Exercise prompt:
Reproduce the stretch of rows from the line containing "Output each element" through the line containing "- indicator-table: [33, 58, 884, 558]", keeping both of those lines, and leave the pictures out of your answer.

Provided records:

[start]

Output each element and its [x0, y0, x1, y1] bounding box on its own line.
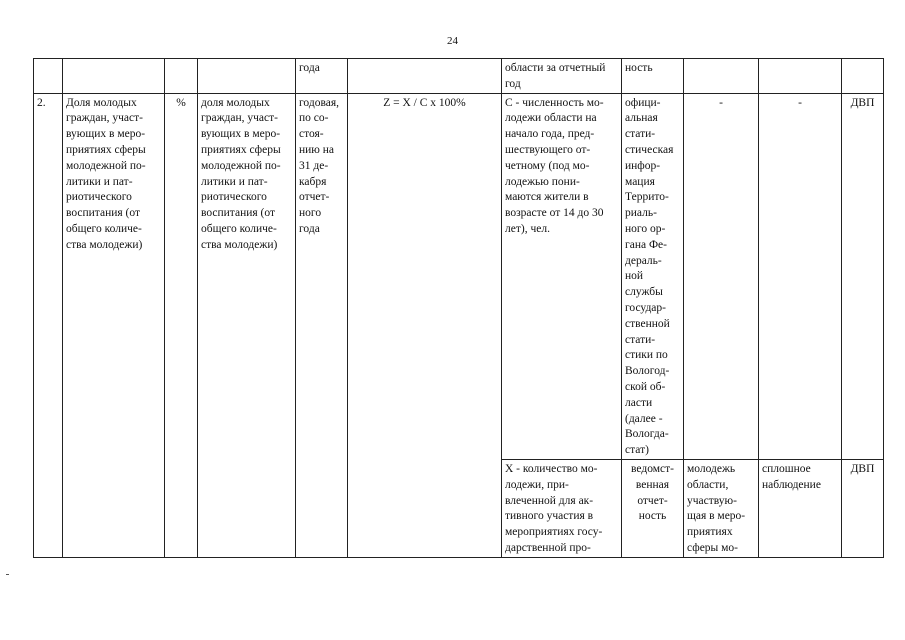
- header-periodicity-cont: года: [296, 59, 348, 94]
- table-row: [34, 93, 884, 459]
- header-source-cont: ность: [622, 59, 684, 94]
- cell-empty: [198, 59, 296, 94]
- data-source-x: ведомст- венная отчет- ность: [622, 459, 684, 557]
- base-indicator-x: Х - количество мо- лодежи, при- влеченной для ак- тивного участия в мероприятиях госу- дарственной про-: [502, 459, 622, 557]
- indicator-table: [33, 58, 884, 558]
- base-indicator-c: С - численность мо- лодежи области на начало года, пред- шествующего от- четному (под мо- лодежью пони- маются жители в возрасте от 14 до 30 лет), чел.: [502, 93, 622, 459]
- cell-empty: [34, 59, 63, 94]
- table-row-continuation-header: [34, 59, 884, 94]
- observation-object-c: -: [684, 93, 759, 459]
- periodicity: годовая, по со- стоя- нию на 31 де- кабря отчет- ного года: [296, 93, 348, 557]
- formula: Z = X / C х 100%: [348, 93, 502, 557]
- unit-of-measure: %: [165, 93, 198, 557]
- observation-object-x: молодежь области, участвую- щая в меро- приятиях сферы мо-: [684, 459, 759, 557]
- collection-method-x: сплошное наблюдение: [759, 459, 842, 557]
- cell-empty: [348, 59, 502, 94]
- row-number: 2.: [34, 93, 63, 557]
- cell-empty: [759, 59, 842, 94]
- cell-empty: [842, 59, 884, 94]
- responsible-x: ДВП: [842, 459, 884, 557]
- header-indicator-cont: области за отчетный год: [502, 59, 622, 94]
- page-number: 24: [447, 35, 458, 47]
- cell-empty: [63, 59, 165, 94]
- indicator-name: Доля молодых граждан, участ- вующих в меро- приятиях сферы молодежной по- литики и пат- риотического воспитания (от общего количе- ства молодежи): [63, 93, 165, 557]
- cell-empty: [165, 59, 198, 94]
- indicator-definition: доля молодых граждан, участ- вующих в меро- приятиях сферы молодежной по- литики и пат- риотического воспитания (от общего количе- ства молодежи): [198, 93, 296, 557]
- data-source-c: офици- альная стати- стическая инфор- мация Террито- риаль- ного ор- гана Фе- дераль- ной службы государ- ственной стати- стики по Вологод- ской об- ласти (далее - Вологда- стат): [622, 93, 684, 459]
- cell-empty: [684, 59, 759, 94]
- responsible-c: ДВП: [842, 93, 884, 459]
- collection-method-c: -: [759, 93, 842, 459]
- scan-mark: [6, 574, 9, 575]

[end]
[start]

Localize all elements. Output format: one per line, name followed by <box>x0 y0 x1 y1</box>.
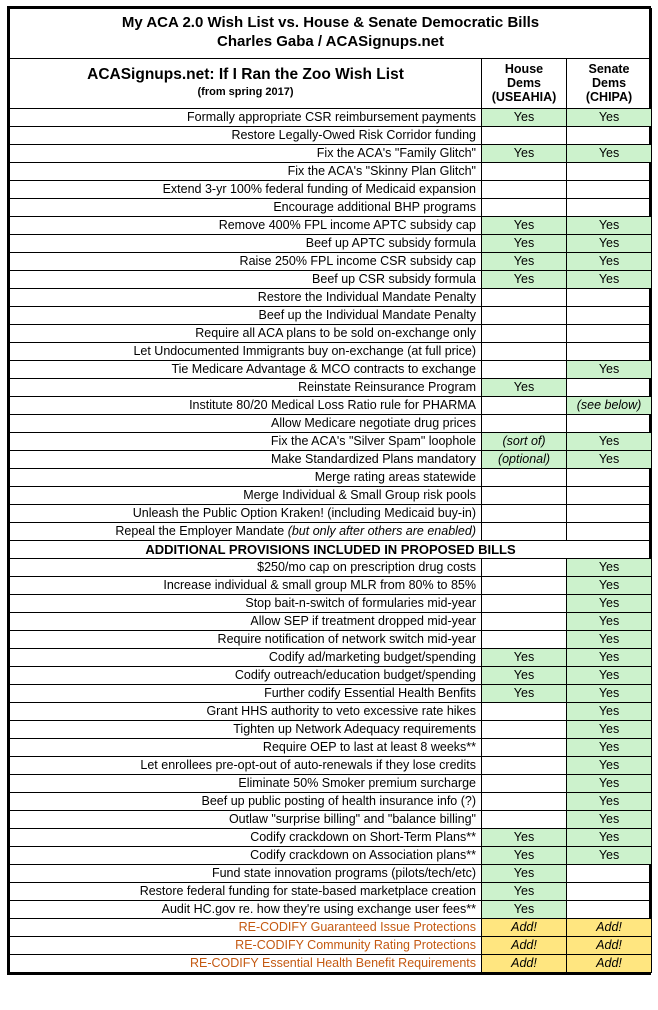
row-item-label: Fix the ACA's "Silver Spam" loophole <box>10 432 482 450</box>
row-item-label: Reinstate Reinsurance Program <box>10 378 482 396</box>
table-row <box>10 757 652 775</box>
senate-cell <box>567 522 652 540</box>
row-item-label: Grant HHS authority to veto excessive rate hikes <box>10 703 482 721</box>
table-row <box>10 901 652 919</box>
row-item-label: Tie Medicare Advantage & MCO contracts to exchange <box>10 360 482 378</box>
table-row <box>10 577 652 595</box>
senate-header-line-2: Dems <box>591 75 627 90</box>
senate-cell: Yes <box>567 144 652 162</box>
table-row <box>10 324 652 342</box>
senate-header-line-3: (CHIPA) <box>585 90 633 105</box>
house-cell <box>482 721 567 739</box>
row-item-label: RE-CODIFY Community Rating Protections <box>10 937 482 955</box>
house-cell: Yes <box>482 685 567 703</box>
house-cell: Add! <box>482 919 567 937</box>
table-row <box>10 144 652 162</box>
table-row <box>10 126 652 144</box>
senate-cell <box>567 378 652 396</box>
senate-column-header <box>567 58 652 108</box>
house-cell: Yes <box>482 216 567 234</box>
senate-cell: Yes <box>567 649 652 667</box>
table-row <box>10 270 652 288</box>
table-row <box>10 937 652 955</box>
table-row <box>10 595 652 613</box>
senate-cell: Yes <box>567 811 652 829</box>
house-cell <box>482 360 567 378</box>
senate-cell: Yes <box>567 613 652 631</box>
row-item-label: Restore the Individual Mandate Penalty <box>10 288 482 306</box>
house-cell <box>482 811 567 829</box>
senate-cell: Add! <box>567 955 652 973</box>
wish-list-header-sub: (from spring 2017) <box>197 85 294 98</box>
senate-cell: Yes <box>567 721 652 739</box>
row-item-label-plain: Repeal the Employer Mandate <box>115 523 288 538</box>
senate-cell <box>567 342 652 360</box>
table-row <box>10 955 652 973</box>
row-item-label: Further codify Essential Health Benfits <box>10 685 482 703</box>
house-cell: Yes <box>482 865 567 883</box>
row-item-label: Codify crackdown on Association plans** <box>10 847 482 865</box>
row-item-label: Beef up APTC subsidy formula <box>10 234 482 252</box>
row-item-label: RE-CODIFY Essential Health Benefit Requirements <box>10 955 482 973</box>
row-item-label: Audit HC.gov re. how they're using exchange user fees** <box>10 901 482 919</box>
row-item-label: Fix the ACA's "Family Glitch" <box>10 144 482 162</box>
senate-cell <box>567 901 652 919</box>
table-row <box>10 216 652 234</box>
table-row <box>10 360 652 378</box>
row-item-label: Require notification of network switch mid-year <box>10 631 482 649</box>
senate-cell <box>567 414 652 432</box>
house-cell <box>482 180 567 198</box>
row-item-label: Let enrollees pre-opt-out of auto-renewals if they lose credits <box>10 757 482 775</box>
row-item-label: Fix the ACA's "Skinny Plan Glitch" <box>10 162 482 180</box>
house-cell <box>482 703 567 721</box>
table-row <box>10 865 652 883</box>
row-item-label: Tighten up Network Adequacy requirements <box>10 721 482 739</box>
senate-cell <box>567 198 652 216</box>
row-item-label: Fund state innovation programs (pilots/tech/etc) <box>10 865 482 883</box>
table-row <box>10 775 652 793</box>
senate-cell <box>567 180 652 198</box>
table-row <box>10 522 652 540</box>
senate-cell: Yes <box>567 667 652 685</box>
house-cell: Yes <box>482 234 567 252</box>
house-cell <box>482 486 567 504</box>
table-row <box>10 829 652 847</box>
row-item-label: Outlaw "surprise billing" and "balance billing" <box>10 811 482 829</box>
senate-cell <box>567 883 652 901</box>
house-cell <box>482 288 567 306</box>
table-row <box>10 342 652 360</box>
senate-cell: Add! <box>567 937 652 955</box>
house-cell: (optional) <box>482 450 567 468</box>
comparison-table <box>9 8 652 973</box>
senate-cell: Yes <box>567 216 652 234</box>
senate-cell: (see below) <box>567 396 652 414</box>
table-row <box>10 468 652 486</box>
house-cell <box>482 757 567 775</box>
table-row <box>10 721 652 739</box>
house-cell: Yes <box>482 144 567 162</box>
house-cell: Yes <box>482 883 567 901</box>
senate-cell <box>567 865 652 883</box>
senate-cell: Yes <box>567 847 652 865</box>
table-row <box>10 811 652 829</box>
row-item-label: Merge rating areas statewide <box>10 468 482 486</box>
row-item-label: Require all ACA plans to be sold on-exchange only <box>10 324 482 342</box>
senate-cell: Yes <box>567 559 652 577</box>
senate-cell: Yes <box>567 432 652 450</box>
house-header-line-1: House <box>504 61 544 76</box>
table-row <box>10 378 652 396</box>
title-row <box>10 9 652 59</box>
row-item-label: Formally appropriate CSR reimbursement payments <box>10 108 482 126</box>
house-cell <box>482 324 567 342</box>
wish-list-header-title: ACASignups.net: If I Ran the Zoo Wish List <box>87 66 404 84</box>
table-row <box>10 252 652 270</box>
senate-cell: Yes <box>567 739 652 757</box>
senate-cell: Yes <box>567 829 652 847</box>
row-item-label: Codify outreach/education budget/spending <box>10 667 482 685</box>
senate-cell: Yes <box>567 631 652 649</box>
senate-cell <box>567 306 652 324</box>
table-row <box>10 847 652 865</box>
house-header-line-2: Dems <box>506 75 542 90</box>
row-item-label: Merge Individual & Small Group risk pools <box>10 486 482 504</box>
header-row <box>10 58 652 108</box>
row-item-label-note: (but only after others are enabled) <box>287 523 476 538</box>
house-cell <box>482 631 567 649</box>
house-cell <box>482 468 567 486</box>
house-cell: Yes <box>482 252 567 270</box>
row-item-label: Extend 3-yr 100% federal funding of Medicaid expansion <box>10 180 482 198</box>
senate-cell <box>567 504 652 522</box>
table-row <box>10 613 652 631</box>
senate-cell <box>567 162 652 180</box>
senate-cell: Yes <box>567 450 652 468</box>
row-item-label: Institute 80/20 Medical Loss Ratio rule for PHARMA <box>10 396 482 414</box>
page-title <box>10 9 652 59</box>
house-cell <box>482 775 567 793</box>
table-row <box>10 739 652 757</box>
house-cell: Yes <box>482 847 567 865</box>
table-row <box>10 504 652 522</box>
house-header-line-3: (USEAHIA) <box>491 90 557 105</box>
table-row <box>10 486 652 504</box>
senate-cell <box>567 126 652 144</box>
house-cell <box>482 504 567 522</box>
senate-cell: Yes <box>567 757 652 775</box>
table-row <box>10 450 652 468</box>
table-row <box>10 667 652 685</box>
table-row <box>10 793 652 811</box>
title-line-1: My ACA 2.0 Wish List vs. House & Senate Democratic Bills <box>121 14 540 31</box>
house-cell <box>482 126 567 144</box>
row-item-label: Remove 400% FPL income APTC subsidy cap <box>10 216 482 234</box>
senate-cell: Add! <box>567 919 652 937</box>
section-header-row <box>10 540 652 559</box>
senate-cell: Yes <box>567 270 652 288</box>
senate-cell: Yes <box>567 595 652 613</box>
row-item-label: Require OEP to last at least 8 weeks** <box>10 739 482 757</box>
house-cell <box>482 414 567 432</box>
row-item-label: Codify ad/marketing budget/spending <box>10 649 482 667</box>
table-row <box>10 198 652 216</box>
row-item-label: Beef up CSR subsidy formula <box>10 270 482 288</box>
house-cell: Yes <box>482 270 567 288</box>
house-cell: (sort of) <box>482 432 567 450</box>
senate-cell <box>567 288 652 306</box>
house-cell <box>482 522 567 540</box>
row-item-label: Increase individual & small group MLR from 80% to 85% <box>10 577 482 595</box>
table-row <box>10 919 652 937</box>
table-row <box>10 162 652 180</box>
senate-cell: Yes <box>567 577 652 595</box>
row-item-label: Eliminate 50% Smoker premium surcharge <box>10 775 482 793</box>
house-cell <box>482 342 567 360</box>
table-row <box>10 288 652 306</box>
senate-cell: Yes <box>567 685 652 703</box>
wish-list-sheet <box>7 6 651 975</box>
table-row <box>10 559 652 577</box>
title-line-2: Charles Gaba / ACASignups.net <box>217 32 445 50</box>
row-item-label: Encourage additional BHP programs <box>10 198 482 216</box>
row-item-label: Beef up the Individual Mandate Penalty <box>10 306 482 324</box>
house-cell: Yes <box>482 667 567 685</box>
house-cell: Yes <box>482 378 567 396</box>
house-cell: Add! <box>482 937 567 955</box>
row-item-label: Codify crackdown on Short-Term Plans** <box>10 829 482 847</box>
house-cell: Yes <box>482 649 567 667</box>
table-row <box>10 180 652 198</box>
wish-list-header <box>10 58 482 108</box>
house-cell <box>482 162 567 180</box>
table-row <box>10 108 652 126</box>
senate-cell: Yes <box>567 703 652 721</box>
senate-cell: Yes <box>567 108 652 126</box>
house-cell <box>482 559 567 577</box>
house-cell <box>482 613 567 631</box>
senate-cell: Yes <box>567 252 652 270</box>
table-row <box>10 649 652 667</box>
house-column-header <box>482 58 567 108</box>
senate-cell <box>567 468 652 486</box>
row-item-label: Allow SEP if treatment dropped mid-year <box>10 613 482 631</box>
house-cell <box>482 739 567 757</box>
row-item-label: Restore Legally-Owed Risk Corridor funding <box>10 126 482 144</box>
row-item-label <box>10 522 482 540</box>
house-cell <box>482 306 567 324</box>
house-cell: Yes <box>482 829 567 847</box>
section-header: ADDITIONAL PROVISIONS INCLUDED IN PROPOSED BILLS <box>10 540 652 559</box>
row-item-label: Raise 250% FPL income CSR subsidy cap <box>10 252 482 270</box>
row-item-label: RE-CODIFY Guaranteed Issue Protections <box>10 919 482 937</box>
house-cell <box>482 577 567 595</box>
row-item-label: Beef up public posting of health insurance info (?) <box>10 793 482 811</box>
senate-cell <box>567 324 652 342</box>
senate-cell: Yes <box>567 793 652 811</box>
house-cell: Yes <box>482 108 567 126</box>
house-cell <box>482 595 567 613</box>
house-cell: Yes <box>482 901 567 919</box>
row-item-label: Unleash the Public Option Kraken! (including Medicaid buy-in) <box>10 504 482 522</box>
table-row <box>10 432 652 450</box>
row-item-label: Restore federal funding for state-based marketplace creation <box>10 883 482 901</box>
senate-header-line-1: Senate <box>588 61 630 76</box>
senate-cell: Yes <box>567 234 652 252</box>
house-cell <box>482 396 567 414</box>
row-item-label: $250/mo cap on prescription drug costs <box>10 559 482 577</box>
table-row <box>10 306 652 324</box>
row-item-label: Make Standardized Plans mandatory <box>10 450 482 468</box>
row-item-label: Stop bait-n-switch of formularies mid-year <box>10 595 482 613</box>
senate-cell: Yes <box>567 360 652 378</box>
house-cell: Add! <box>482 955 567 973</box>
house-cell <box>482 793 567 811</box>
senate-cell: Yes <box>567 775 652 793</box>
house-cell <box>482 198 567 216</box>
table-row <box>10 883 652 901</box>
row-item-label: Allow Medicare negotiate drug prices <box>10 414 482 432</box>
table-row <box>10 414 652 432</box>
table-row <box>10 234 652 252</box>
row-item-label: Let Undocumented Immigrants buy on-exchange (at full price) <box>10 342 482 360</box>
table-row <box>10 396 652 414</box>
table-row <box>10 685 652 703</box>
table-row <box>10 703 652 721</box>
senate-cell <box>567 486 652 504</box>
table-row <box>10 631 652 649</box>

[end]
[start]

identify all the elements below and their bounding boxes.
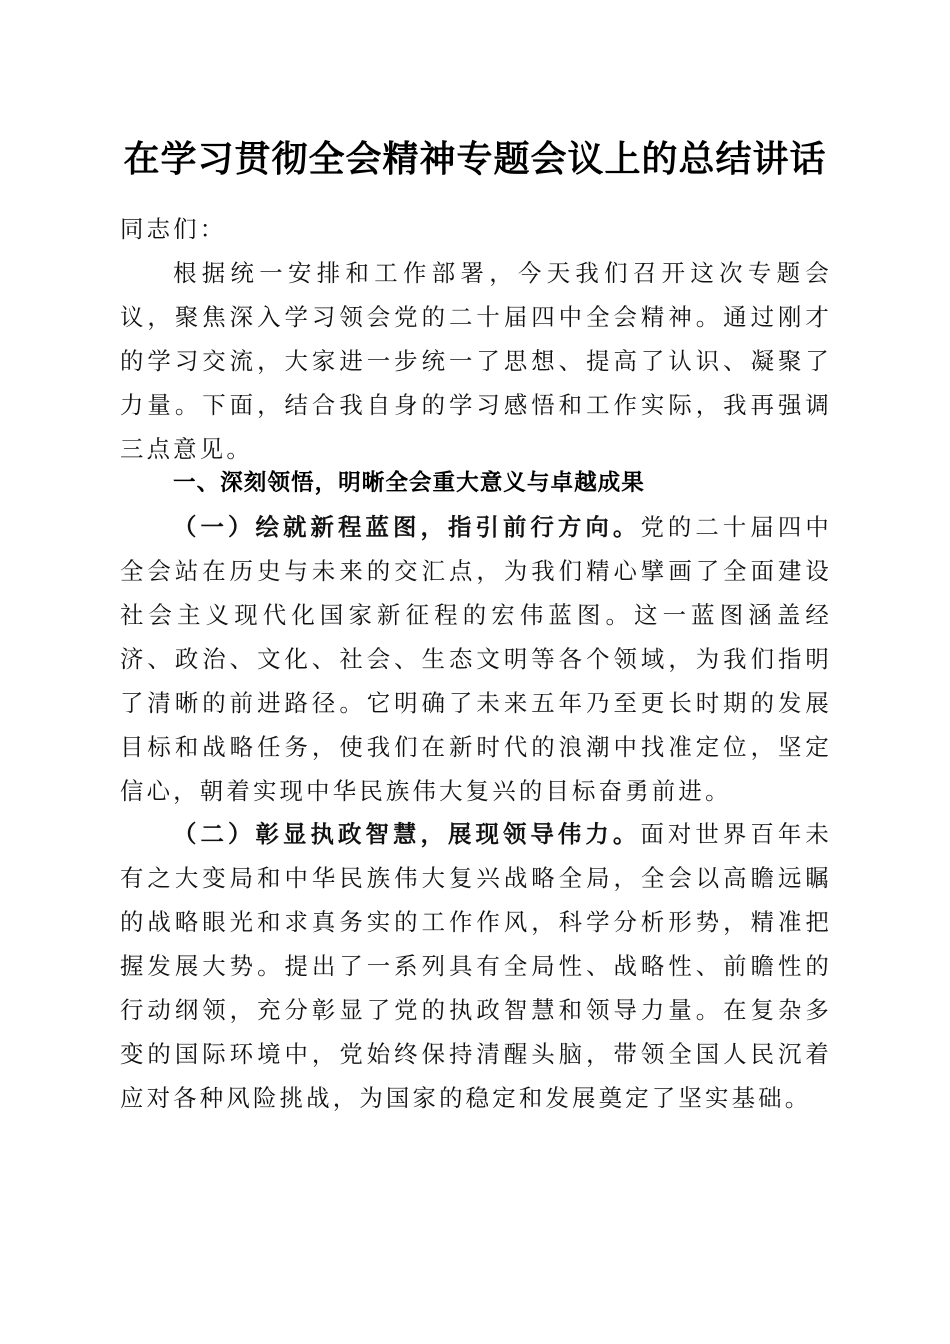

[end]

Completed task:
Output each element and its [x0, y0, x1, y1] bounding box on its own line.
- header-periodicity-cont: года: [296, 59, 348, 94]
- table-row: [34, 93, 884, 459]
- header-source-cont: ность: [622, 59, 684, 94]
- cell-empty: [198, 59, 296, 94]
- data-source-x: ведомст- венная отчет- ность: [622, 459, 684, 557]
- base-indicator-x: Х - количество мо- лодежи, при- влеченной для ак- тивного участия в мероприятиях госу- дарственной про-: [502, 459, 622, 557]
- indicator-table: [33, 58, 884, 558]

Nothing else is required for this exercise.